_Problem to work on:_
A line counts if it contains the string "path"; say how many such lines there are, giving only the number.

_Records from a collection:_
-------

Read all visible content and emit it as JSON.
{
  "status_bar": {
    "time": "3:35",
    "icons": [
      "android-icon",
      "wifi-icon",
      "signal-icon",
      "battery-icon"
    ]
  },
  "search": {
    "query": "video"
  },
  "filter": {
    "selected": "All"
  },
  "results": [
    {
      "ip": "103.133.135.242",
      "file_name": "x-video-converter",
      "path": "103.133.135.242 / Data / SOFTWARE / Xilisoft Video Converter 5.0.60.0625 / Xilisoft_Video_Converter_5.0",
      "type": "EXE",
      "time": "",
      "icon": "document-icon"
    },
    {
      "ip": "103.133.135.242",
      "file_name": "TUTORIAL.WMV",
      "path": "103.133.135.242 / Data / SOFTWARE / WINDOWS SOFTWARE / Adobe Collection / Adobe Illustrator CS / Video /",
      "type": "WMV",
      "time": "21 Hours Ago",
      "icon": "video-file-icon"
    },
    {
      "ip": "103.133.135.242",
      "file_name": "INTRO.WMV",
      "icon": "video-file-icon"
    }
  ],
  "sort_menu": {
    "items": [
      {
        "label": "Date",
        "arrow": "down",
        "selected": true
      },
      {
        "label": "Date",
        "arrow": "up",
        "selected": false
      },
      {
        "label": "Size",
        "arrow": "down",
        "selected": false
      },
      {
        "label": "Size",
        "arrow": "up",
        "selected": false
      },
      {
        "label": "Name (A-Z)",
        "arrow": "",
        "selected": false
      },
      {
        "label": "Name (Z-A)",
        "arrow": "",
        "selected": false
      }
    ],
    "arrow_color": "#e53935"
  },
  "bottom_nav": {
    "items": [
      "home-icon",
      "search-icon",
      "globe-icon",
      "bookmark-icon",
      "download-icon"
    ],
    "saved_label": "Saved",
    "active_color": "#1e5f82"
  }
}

-------

_Output of the task:_
2